— Begin DOCUMENT —

In addition to the sparsity per layer hyperparameter, there are a few more for pruning. The most significant are:
- When to start pruning (stabilization period). Letting the model stabilize a bit before beginning pruning is generally a good idea. Edits to the training setup can make the initial epoch or two unstable. So, before cutting out weights, you want to make sure the model is stable.
- How long to prune (pruning period). Pruning for more epochs is preferred up to a point. The shorter the pruning period, the less likely it is that the model has converged to a stable position before pruning again. A good rule is to prune over roughly 1/6 to 1/3 the number of epochs it took to train.
- How long to train after pruning (fine-tuning period). Generally, the model will not have fully recovered after pruning has stopped. In this case, training should continue a bit longer until the validation loss has stabilized. A good rule is to ﬁne-tune for roughly 1/6 to 1/3 the number of epochs it took to train.
- How often to update pruning steps while in the pruning period. The general convention is to apply pruning steps once per epoch. For diﬀerent setups, it may be beneﬁcial to prune more often (e.g., once every tenth of an epoch -- 0.1). It depends on how many weight updates have happened since the last pruning step and how stable the loss function is currently.

— End DOCUMENT —
— Begin PROVIDED INFORMATION —

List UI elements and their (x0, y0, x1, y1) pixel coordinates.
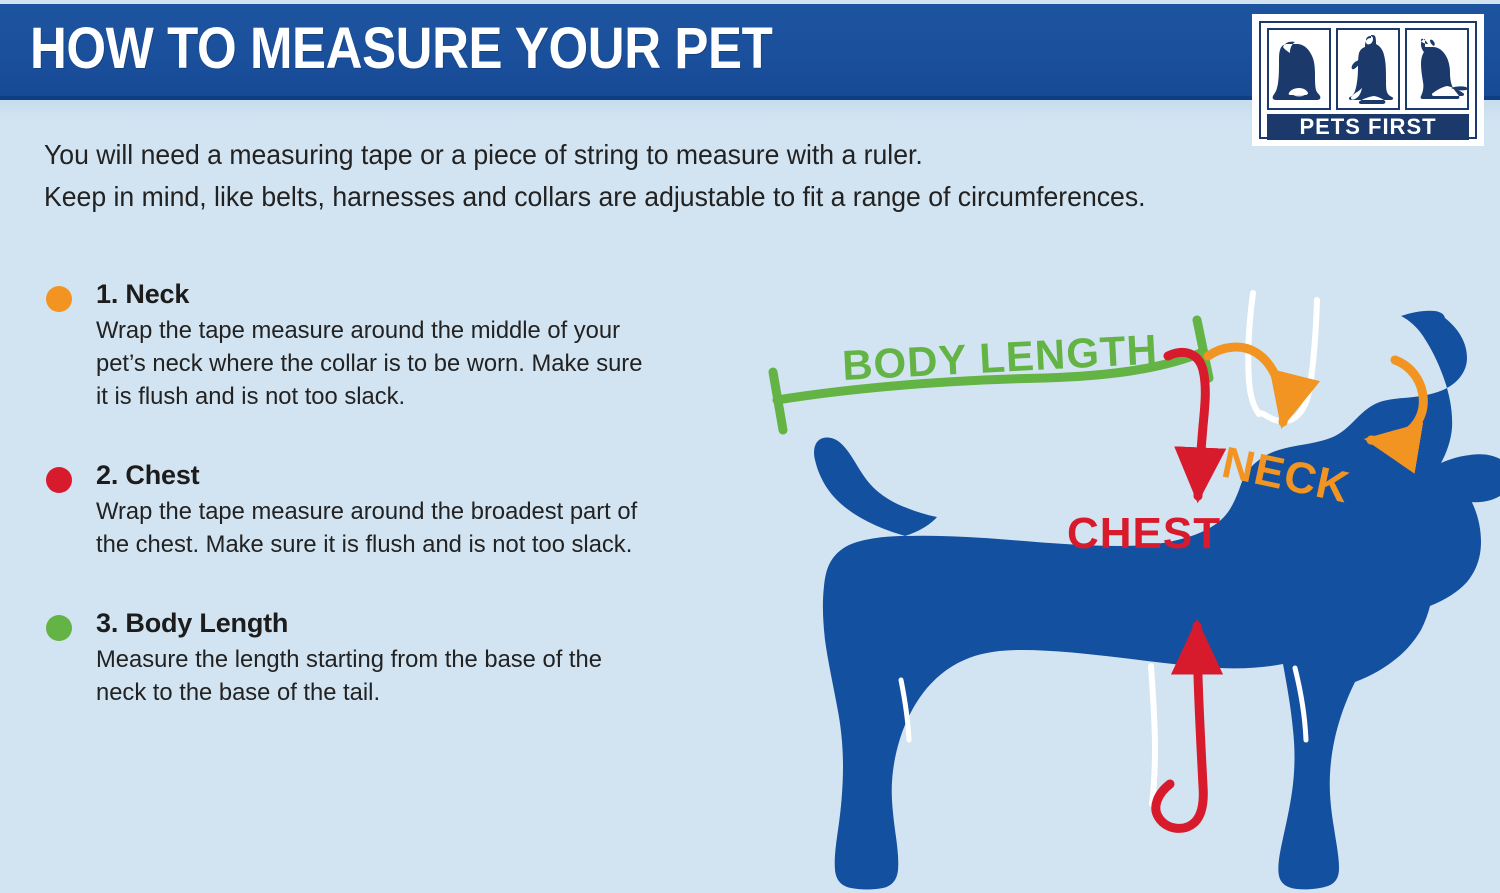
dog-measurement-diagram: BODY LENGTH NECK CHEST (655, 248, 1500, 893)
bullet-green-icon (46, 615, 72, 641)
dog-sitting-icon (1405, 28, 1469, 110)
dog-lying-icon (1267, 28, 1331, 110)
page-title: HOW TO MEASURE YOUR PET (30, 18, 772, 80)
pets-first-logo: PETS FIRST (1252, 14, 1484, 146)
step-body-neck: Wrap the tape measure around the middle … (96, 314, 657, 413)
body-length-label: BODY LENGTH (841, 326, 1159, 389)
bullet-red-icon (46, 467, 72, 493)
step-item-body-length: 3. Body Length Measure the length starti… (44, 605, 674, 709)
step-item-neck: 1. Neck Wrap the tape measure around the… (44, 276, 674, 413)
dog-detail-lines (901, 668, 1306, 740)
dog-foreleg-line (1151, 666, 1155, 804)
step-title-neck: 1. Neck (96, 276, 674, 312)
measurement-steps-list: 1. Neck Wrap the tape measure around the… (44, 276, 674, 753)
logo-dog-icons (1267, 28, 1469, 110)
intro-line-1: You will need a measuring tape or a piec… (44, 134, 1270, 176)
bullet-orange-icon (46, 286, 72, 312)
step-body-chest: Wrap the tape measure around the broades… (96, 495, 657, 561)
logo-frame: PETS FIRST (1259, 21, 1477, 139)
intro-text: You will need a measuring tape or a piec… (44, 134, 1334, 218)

— End PROVIDED INFORMATION —

WHAT YOU WILL DO
A: Return each line of the entries that contains the string "title", treating uppercase and lowercase letters as distinct.
B: Continue the passage on pruning hyperparameters, picking up after its final sentence.

RESULTS OF THE TASKS
A:
page-title: HOW TO MEASURE YOUR PET (30, 18, 772, 80)
step-title-neck: 1. Neck (96, 276, 674, 312)

B:
In support of all these diﬀerent hyperparameters, a conﬁguration ﬁle is used and then loaded at training time. A simple UI is given in the cell block below to enable easy editing of the conﬁguration. The parameters mentioned above can all be adjusted. Soon, Neural Magic will replace this with a more advanced UI with more features to make this selection even easier! For now, we recommend using this notebook and the UI inside to generate the conﬁguration ﬁle. You can look at the output after the next step as it saves the conﬁguration to a ﬁle locally.

Defaults are given for the MNIST network and dataset. You may need to change these to better ﬁt your application.


In [None]:
from neuralmagicML.utilsnb import (
    KSWidgetContainer,
    PruningEpochWidget,
    PruningLayersWidget,
)
from neuralmagicML.pytorch.utils import get_prunable_layers
from neuralmagicML.pytorch.models import MnistNet

if "loss_analysis" not in globals():
    loss_analysis = None

prune_layers = get_prunable_layers(model)
not_mnist = not isinstance(model, MnistNet)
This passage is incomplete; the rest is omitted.